SHORT EXERCISE – Without changing a character, return the entries, but not the images they hold.

EXERCISE INPUT –

◇ ◇ ◇ ◇

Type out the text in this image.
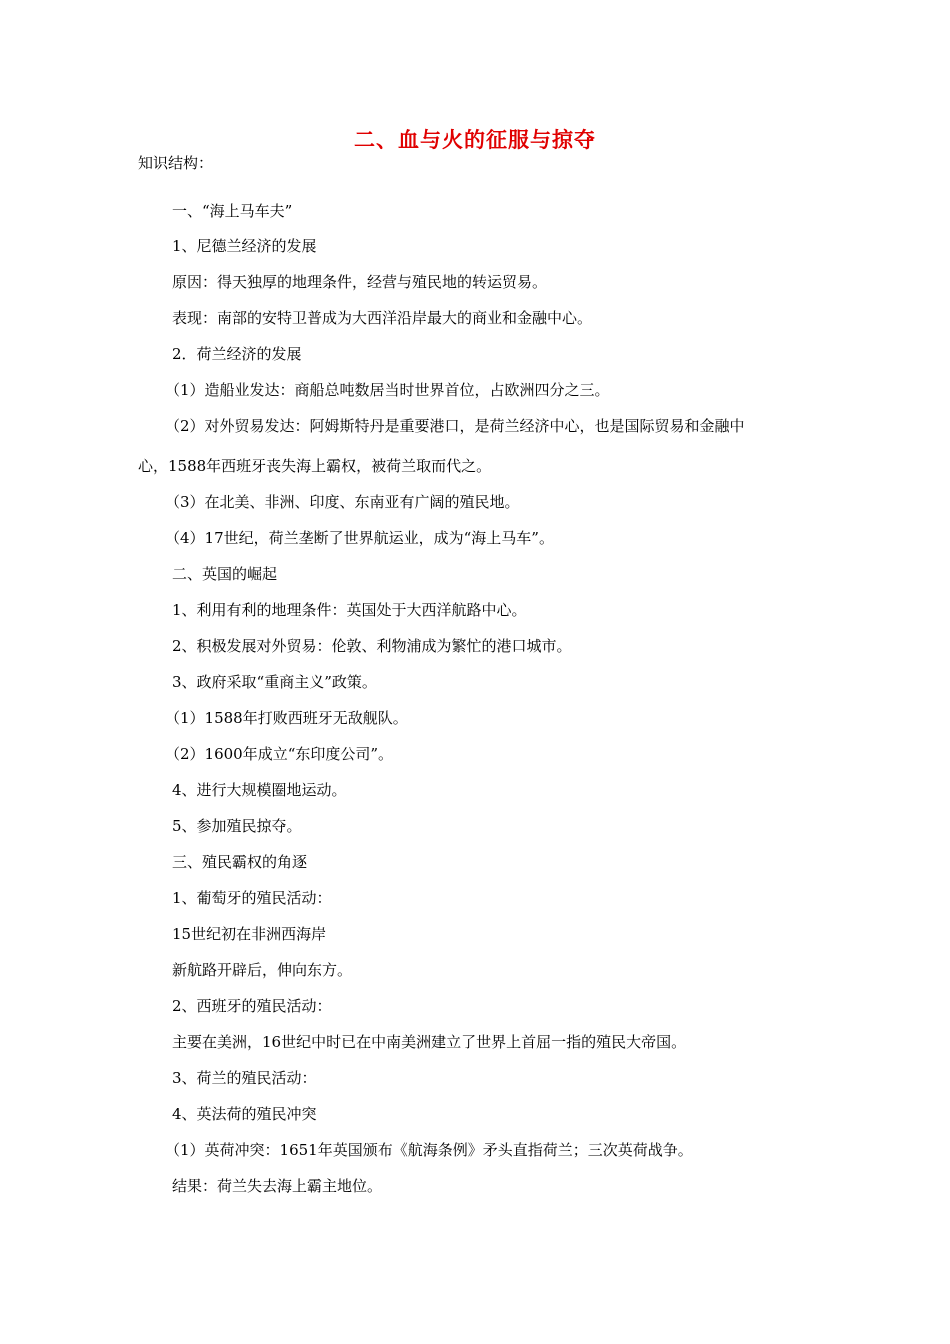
二、血与火的征服与掠夺
知识结构：
一、“海上马车夫”
1、尼德兰经济的发展
原因：得天独厚的地理条件，经营与殖民地的转运贸易。
表现：南部的安特卫普成为大西洋沿岸最大的商业和金融中心。
2．荷兰经济的发展
（1）造船业发达：商船总吨数居当时世界首位，占欧洲四分之三。
（2）对外贸易发达：阿姆斯特丹是重要港口，是荷兰经济中心，也是国际贸易和金融中
心，1588年西班牙丧失海上霸权，被荷兰取而代之。
（3）在北美、非洲、印度、东南亚有广阔的殖民地。
（4）17世纪，荷兰垄断了世界航运业，成为“海上马车”。
二、英国的崛起
1、利用有利的地理条件：英国处于大西洋航路中心。
2、积极发展对外贸易：伦敦、利物浦成为繁忙的港口城市。
3、政府采取“重商主义”政策。
（1）1588年打败西班牙无敌舰队。
（2）1600年成立“东印度公司”。
4、进行大规模圈地运动。
5、参加殖民掠夺。
三、殖民霸权的角逐
1、葡萄牙的殖民活动：
15世纪初在非洲西海岸
新航路开辟后，伸向东方。
2、西班牙的殖民活动：
主要在美洲，16世纪中时已在中南美洲建立了世界上首屈一指的殖民大帝国。
3、荷兰的殖民活动：
4、英法荷的殖民冲突
（1）英荷冲突：1651年英国颁布《航海条例》矛头直指荷兰；三次英荷战争。
结果：荷兰失去海上霸主地位。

◇ ◇ ◇ ◇

RESULT FOR THIS TASK –
Type out the text in this image.
二、血与火的征服与掠夺
知识结构：
一、“海上马车夫”
1、尼德兰经济的发展
原因：得天独厚的地理条件，经营与殖民地的转运贸易。
表现：南部的安特卫普成为大西洋沿岸最大的商业和金融中心。
2．荷兰经济的发展
（1）造船业发达：商船总吨数居当时世界首位，占欧洲四分之三。
（2）对外贸易发达：阿姆斯特丹是重要港口，是荷兰经济中心，也是国际贸易和金融中
心，1588年西班牙丧失海上霸权，被荷兰取而代之。
（3）在北美、非洲、印度、东南亚有广阔的殖民地。
（4）17世纪，荷兰垄断了世界航运业，成为“海上马车”。
二、英国的崛起
1、利用有利的地理条件：英国处于大西洋航路中心。
2、积极发展对外贸易：伦敦、利物浦成为繁忙的港口城市。
3、政府采取“重商主义”政策。
（1）1588年打败西班牙无敌舰队。
（2）1600年成立“东印度公司”。
4、进行大规模圈地运动。
5、参加殖民掠夺。
三、殖民霸权的角逐
1、葡萄牙的殖民活动：
15世纪初在非洲西海岸
新航路开辟后，伸向东方。
2、西班牙的殖民活动：
主要在美洲，16世纪中时已在中南美洲建立了世界上首屈一指的殖民大帝国。
3、荷兰的殖民活动：
4、英法荷的殖民冲突
（1）英荷冲突：1651年英国颁布《航海条例》矛头直指荷兰；三次英荷战争。
结果：荷兰失去海上霸主地位。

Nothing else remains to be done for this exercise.